- Aim of the exercise: Tally the lines in the listing below that include "white". Answer with the count and nothing more.

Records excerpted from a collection
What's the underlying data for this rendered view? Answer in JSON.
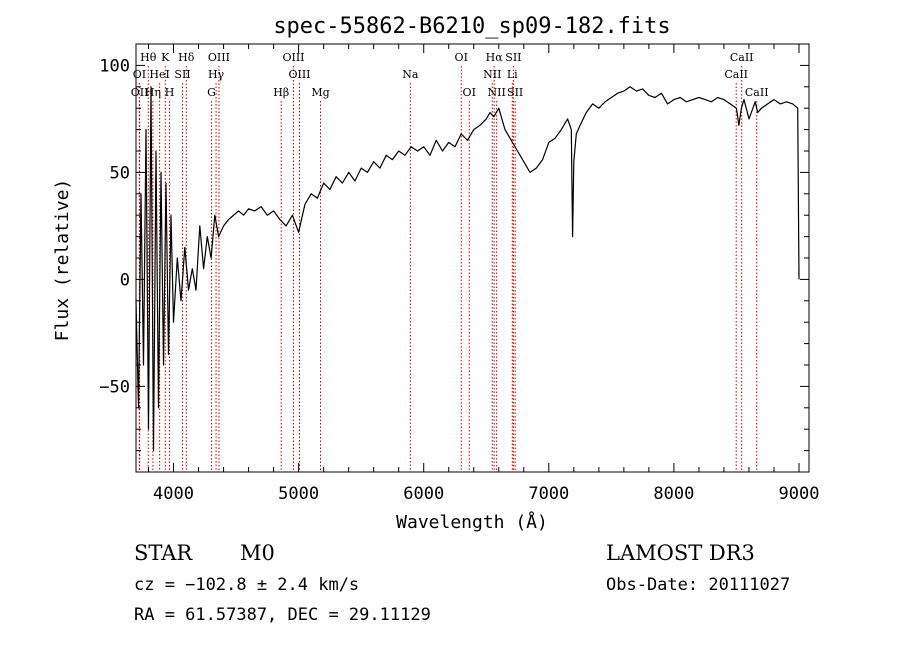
{
  "chart_data": {
    "type": "line",
    "title": "spec-55862-B6210_sp09-182.fits",
    "xlabel": "Wavelength (Å)",
    "ylabel": "Flux (relative)",
    "xlim": [
      3700,
      9080
    ],
    "ylim": [
      -90,
      110
    ],
    "xticks": [
      4000,
      5000,
      6000,
      7000,
      8000,
      9000
    ],
    "xtick_labels": [
      "4000",
      "5000",
      "6000",
      "7000",
      "8000",
      "9000"
    ],
    "yticks": [
      -50,
      0,
      50,
      100
    ],
    "ytick_labels": [
      "−50",
      "0",
      "50",
      "100"
    ],
    "series": [
      {
        "name": "flux",
        "x": [
          3700,
          3720,
          3740,
          3760,
          3780,
          3800,
          3820,
          3840,
          3860,
          3880,
          3900,
          3920,
          3940,
          3960,
          3980,
          4000,
          4030,
          4060,
          4090,
          4120,
          4150,
          4180,
          4210,
          4240,
          4270,
          4300,
          4330,
          4360,
          4400,
          4440,
          4480,
          4520,
          4560,
          4600,
          4650,
          4700,
          4750,
          4800,
          4850,
          4900,
          4950,
          5000,
          5050,
          5100,
          5150,
          5200,
          5250,
          5300,
          5350,
          5400,
          5450,
          5500,
          5550,
          5600,
          5650,
          5700,
          5750,
          5800,
          5850,
          5900,
          5950,
          6000,
          6050,
          6100,
          6150,
          6200,
          6250,
          6300,
          6350,
          6400,
          6450,
          6500,
          6530,
          6560,
          6600,
          6650,
          6700,
          6750,
          6800,
          6850,
          6900,
          6950,
          7000,
          7050,
          7100,
          7150,
          7180,
          7190,
          7200,
          7220,
          7250,
          7300,
          7350,
          7400,
          7450,
          7500,
          7550,
          7600,
          7650,
          7700,
          7750,
          7800,
          7850,
          7900,
          7950,
          8000,
          8050,
          8100,
          8150,
          8200,
          8250,
          8300,
          8350,
          8400,
          8450,
          8500,
          8520,
          8540,
          8560,
          8600,
          8650,
          8670,
          8700,
          8750,
          8800,
          8850,
          8900,
          8950,
          8990,
          9000
        ],
        "y": [
          -10,
          -60,
          40,
          -40,
          70,
          -70,
          90,
          -80,
          60,
          -60,
          50,
          -40,
          45,
          -35,
          30,
          -20,
          10,
          -10,
          15,
          -5,
          5,
          -5,
          25,
          5,
          20,
          10,
          30,
          20,
          25,
          28,
          30,
          32,
          30,
          33,
          32,
          34,
          30,
          32,
          28,
          25,
          30,
          22,
          35,
          40,
          38,
          45,
          42,
          48,
          45,
          50,
          46,
          52,
          50,
          55,
          52,
          58,
          56,
          60,
          58,
          62,
          60,
          62,
          58,
          65,
          60,
          64,
          62,
          68,
          65,
          70,
          72,
          75,
          78,
          76,
          80,
          70,
          65,
          60,
          55,
          50,
          52,
          56,
          64,
          66,
          70,
          75,
          70,
          20,
          55,
          68,
          72,
          78,
          82,
          80,
          83,
          85,
          87,
          88,
          90,
          88,
          89,
          86,
          85,
          87,
          82,
          84,
          85,
          83,
          84,
          85,
          84,
          83,
          85,
          84,
          82,
          80,
          72,
          80,
          84,
          75,
          83,
          78,
          80,
          82,
          84,
          82,
          83,
          82,
          80,
          0
        ]
      }
    ],
    "spectral_lines": [
      {
        "label": "Hθ",
        "row": 1,
        "wl": 3798
      },
      {
        "label": "K",
        "row": 1,
        "wl": 3934
      },
      {
        "label": "Hδ",
        "row": 1,
        "wl": 4102
      },
      {
        "label": "OIII",
        "row": 1,
        "wl": 4363
      },
      {
        "label": "OIII",
        "row": 1,
        "wl": 4959
      },
      {
        "label": "OI",
        "row": 1,
        "wl": 6300
      },
      {
        "label": "Hα",
        "row": 1,
        "wl": 6563
      },
      {
        "label": "SII",
        "row": 1,
        "wl": 6717
      },
      {
        "label": "CaII",
        "row": 1,
        "wl": 8542
      },
      {
        "label": "OI",
        "row": 2,
        "wl": 3727
      },
      {
        "label": "HeI",
        "row": 2,
        "wl": 3889
      },
      {
        "label": "SII",
        "row": 2,
        "wl": 4072
      },
      {
        "label": "Hγ",
        "row": 2,
        "wl": 4340
      },
      {
        "label": "OIII",
        "row": 2,
        "wl": 5007
      },
      {
        "label": "Na",
        "row": 2,
        "wl": 5893
      },
      {
        "label": "NII",
        "row": 2,
        "wl": 6548
      },
      {
        "label": "Li",
        "row": 2,
        "wl": 6708
      },
      {
        "label": "CaII",
        "row": 2,
        "wl": 8498
      },
      {
        "label": "OII",
        "row": 3,
        "wl": 3729
      },
      {
        "label": "Hη",
        "row": 3,
        "wl": 3835
      },
      {
        "label": "H",
        "row": 3,
        "wl": 3968
      },
      {
        "label": "G",
        "row": 3,
        "wl": 4304
      },
      {
        "label": "Hβ",
        "row": 3,
        "wl": 4861
      },
      {
        "label": "Mg",
        "row": 3,
        "wl": 5175
      },
      {
        "label": "OI",
        "row": 3,
        "wl": 6364
      },
      {
        "label": "NII",
        "row": 3,
        "wl": 6583
      },
      {
        "label": "SII",
        "row": 3,
        "wl": 6731
      },
      {
        "label": "CaII",
        "row": 3,
        "wl": 8662
      }
    ]
  },
  "info": {
    "object_class": "STAR",
    "subclass": "M0",
    "survey": "LAMOST DR3",
    "cz": "cz = −102.8 ± 2.4 km/s",
    "obs_date": "Obs-Date: 20111027",
    "coords": "RA =  61.57387, DEC =  29.11129"
  },
  "colors": {
    "line": "#000000",
    "marker": "#cc0000",
    "axis": "#000000"
  }
}
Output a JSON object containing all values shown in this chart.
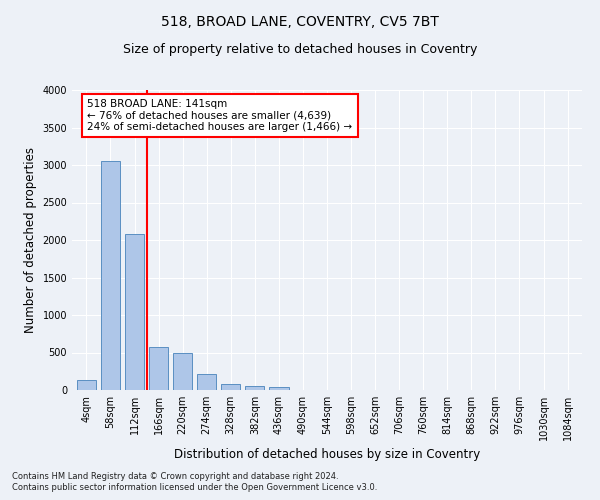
{
  "title": "518, BROAD LANE, COVENTRY, CV5 7BT",
  "subtitle": "Size of property relative to detached houses in Coventry",
  "xlabel": "Distribution of detached houses by size in Coventry",
  "ylabel": "Number of detached properties",
  "footnote1": "Contains HM Land Registry data © Crown copyright and database right 2024.",
  "footnote2": "Contains public sector information licensed under the Open Government Licence v3.0.",
  "bar_labels": [
    "4sqm",
    "58sqm",
    "112sqm",
    "166sqm",
    "220sqm",
    "274sqm",
    "328sqm",
    "382sqm",
    "436sqm",
    "490sqm",
    "544sqm",
    "598sqm",
    "652sqm",
    "706sqm",
    "760sqm",
    "814sqm",
    "868sqm",
    "922sqm",
    "976sqm",
    "1030sqm",
    "1084sqm"
  ],
  "bar_values": [
    130,
    3060,
    2080,
    570,
    500,
    215,
    75,
    55,
    40,
    0,
    0,
    0,
    0,
    0,
    0,
    0,
    0,
    0,
    0,
    0,
    0
  ],
  "bar_color": "#aec6e8",
  "bar_edge_color": "#5a8fc2",
  "vline_color": "red",
  "annotation_text": "518 BROAD LANE: 141sqm\n← 76% of detached houses are smaller (4,639)\n24% of semi-detached houses are larger (1,466) →",
  "annotation_box_color": "white",
  "annotation_box_edge": "red",
  "ylim": [
    0,
    4000
  ],
  "yticks": [
    0,
    500,
    1000,
    1500,
    2000,
    2500,
    3000,
    3500,
    4000
  ],
  "bg_color": "#edf1f7",
  "plot_bg_color": "#edf1f7",
  "grid_color": "white",
  "title_fontsize": 10,
  "subtitle_fontsize": 9,
  "axis_label_fontsize": 8.5,
  "tick_fontsize": 7
}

- Finished task: 2